◆ TASK OBJECTIVE
Reproduce each line of the material exactly, minus any picture.

◆ INPUT DATA
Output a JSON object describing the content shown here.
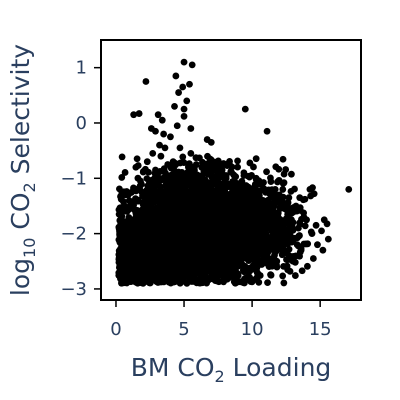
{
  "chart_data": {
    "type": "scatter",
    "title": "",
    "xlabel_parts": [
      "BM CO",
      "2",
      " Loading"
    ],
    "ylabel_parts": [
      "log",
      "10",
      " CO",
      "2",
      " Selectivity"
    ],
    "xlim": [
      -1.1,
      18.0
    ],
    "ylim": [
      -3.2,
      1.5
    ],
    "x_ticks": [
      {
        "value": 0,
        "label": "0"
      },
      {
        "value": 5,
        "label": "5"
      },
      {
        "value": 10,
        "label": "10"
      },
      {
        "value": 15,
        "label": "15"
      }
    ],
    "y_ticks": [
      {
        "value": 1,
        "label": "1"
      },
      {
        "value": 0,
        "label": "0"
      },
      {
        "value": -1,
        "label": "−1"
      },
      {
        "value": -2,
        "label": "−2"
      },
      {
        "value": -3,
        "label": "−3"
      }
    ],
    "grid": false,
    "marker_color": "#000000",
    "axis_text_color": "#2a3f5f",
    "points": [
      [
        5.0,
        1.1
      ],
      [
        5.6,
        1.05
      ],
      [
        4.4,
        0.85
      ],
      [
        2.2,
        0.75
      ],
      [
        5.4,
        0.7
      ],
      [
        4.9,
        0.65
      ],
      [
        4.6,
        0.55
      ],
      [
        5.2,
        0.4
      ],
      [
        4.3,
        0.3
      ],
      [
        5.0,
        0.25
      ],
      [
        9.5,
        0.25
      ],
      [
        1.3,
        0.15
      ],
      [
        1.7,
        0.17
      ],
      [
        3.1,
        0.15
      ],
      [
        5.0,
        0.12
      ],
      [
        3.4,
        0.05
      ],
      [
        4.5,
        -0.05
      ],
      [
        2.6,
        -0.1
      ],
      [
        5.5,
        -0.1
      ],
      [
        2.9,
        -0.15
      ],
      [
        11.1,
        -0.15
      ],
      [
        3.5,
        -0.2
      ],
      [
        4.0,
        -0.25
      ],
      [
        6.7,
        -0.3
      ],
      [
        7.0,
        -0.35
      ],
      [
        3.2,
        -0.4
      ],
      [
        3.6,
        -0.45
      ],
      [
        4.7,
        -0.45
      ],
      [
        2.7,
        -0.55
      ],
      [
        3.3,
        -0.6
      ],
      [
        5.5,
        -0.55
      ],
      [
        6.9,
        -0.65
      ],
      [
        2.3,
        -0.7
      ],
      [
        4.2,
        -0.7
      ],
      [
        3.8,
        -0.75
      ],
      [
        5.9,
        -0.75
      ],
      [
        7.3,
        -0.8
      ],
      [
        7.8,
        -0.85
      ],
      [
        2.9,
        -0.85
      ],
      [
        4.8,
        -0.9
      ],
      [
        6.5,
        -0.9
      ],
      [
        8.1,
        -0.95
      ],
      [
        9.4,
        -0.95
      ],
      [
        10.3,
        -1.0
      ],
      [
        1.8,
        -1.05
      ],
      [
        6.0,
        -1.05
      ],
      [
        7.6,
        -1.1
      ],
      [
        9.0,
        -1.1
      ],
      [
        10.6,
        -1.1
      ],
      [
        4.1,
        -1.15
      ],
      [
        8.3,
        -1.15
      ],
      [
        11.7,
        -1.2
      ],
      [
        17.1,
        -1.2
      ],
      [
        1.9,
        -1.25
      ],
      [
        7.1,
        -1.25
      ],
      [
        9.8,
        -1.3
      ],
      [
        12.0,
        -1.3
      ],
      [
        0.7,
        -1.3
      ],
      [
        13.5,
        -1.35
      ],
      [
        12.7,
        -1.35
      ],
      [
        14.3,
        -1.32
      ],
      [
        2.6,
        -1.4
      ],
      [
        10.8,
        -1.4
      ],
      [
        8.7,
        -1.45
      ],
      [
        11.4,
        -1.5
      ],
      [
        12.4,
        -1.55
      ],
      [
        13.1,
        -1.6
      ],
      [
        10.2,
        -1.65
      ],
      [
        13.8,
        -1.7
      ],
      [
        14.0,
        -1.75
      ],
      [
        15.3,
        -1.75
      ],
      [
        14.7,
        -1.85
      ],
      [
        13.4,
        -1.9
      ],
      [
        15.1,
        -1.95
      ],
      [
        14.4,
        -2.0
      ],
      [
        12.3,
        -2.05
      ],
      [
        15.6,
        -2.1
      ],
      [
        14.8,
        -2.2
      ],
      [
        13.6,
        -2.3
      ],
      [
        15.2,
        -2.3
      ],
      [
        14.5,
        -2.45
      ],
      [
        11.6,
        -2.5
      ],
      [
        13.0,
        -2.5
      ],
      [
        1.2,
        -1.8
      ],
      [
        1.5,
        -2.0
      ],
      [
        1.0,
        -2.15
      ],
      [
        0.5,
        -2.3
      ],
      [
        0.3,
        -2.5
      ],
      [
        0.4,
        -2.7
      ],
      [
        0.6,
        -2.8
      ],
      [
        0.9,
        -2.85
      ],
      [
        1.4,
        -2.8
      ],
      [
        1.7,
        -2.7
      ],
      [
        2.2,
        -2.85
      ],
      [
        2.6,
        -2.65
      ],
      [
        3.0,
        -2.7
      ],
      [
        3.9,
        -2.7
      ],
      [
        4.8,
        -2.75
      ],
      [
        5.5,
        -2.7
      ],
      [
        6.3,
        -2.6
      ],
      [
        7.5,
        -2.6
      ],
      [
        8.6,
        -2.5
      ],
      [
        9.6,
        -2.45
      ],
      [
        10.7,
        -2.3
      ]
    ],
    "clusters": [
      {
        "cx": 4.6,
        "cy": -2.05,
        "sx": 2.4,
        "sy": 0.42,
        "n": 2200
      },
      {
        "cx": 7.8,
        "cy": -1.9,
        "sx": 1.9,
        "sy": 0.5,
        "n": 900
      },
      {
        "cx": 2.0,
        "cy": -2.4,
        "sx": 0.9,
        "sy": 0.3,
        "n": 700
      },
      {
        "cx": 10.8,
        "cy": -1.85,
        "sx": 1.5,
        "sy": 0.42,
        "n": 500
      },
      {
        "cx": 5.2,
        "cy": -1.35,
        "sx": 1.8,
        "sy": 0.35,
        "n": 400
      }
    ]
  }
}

◆ REPLY
Output a JSON object describing the content shown here.
{
  "chart_data": {
    "type": "scatter",
    "title": "",
    "xlabel_parts": [
      "BM CO",
      "2",
      " Loading"
    ],
    "ylabel_parts": [
      "log",
      "10",
      " CO",
      "2",
      " Selectivity"
    ],
    "xlim": [
      -1.1,
      18.0
    ],
    "ylim": [
      -3.2,
      1.5
    ],
    "x_ticks": [
      {
        "value": 0,
        "label": "0"
      },
      {
        "value": 5,
        "label": "5"
      },
      {
        "value": 10,
        "label": "10"
      },
      {
        "value": 15,
        "label": "15"
      }
    ],
    "y_ticks": [
      {
        "value": 1,
        "label": "1"
      },
      {
        "value": 0,
        "label": "0"
      },
      {
        "value": -1,
        "label": "−1"
      },
      {
        "value": -2,
        "label": "−2"
      },
      {
        "value": -3,
        "label": "−3"
      }
    ],
    "grid": false,
    "marker_color": "#000000",
    "axis_text_color": "#2a3f5f",
    "points": [
      [
        5.0,
        1.1
      ],
      [
        5.6,
        1.05
      ],
      [
        4.4,
        0.85
      ],
      [
        2.2,
        0.75
      ],
      [
        5.4,
        0.7
      ],
      [
        4.9,
        0.65
      ],
      [
        4.6,
        0.55
      ],
      [
        5.2,
        0.4
      ],
      [
        4.3,
        0.3
      ],
      [
        5.0,
        0.25
      ],
      [
        9.5,
        0.25
      ],
      [
        1.3,
        0.15
      ],
      [
        1.7,
        0.17
      ],
      [
        3.1,
        0.15
      ],
      [
        5.0,
        0.12
      ],
      [
        3.4,
        0.05
      ],
      [
        4.5,
        -0.05
      ],
      [
        2.6,
        -0.1
      ],
      [
        5.5,
        -0.1
      ],
      [
        2.9,
        -0.15
      ],
      [
        11.1,
        -0.15
      ],
      [
        3.5,
        -0.2
      ],
      [
        4.0,
        -0.25
      ],
      [
        6.7,
        -0.3
      ],
      [
        7.0,
        -0.35
      ],
      [
        3.2,
        -0.4
      ],
      [
        3.6,
        -0.45
      ],
      [
        4.7,
        -0.45
      ],
      [
        2.7,
        -0.55
      ],
      [
        3.3,
        -0.6
      ],
      [
        5.5,
        -0.55
      ],
      [
        6.9,
        -0.65
      ],
      [
        2.3,
        -0.7
      ],
      [
        4.2,
        -0.7
      ],
      [
        3.8,
        -0.75
      ],
      [
        5.9,
        -0.75
      ],
      [
        7.3,
        -0.8
      ],
      [
        7.8,
        -0.85
      ],
      [
        2.9,
        -0.85
      ],
      [
        4.8,
        -0.9
      ],
      [
        6.5,
        -0.9
      ],
      [
        8.1,
        -0.95
      ],
      [
        9.4,
        -0.95
      ],
      [
        10.3,
        -1.0
      ],
      [
        1.8,
        -1.05
      ],
      [
        6.0,
        -1.05
      ],
      [
        7.6,
        -1.1
      ],
      [
        9.0,
        -1.1
      ],
      [
        10.6,
        -1.1
      ],
      [
        4.1,
        -1.15
      ],
      [
        8.3,
        -1.15
      ],
      [
        11.7,
        -1.2
      ],
      [
        17.1,
        -1.2
      ],
      [
        1.9,
        -1.25
      ],
      [
        7.1,
        -1.25
      ],
      [
        9.8,
        -1.3
      ],
      [
        12.0,
        -1.3
      ],
      [
        0.7,
        -1.3
      ],
      [
        13.5,
        -1.35
      ],
      [
        12.7,
        -1.35
      ],
      [
        14.3,
        -1.32
      ],
      [
        2.6,
        -1.4
      ],
      [
        10.8,
        -1.4
      ],
      [
        8.7,
        -1.45
      ],
      [
        11.4,
        -1.5
      ],
      [
        12.4,
        -1.55
      ],
      [
        13.1,
        -1.6
      ],
      [
        10.2,
        -1.65
      ],
      [
        13.8,
        -1.7
      ],
      [
        14.0,
        -1.75
      ],
      [
        15.3,
        -1.75
      ],
      [
        14.7,
        -1.85
      ],
      [
        13.4,
        -1.9
      ],
      [
        15.1,
        -1.95
      ],
      [
        14.4,
        -2.0
      ],
      [
        12.3,
        -2.05
      ],
      [
        15.6,
        -2.1
      ],
      [
        14.8,
        -2.2
      ],
      [
        13.6,
        -2.3
      ],
      [
        15.2,
        -2.3
      ],
      [
        14.5,
        -2.45
      ],
      [
        11.6,
        -2.5
      ],
      [
        13.0,
        -2.5
      ],
      [
        1.2,
        -1.8
      ],
      [
        1.5,
        -2.0
      ],
      [
        1.0,
        -2.15
      ],
      [
        0.5,
        -2.3
      ],
      [
        0.3,
        -2.5
      ],
      [
        0.4,
        -2.7
      ],
      [
        0.6,
        -2.8
      ],
      [
        0.9,
        -2.85
      ],
      [
        1.4,
        -2.8
      ],
      [
        1.7,
        -2.7
      ],
      [
        2.2,
        -2.85
      ],
      [
        2.6,
        -2.65
      ],
      [
        3.0,
        -2.7
      ],
      [
        3.9,
        -2.7
      ],
      [
        4.8,
        -2.75
      ],
      [
        5.5,
        -2.7
      ],
      [
        6.3,
        -2.6
      ],
      [
        7.5,
        -2.6
      ],
      [
        8.6,
        -2.5
      ],
      [
        9.6,
        -2.45
      ],
      [
        10.7,
        -2.3
      ]
    ],
    "clusters": [
      {
        "cx": 4.6,
        "cy": -2.05,
        "sx": 2.4,
        "sy": 0.42,
        "n": 2200
      },
      {
        "cx": 7.8,
        "cy": -1.9,
        "sx": 1.9,
        "sy": 0.5,
        "n": 900
      },
      {
        "cx": 2.0,
        "cy": -2.4,
        "sx": 0.9,
        "sy": 0.3,
        "n": 700
      },
      {
        "cx": 10.8,
        "cy": -1.85,
        "sx": 1.5,
        "sy": 0.42,
        "n": 500
      },
      {
        "cx": 5.2,
        "cy": -1.35,
        "sx": 1.8,
        "sy": 0.35,
        "n": 400
      }
    ]
  }
}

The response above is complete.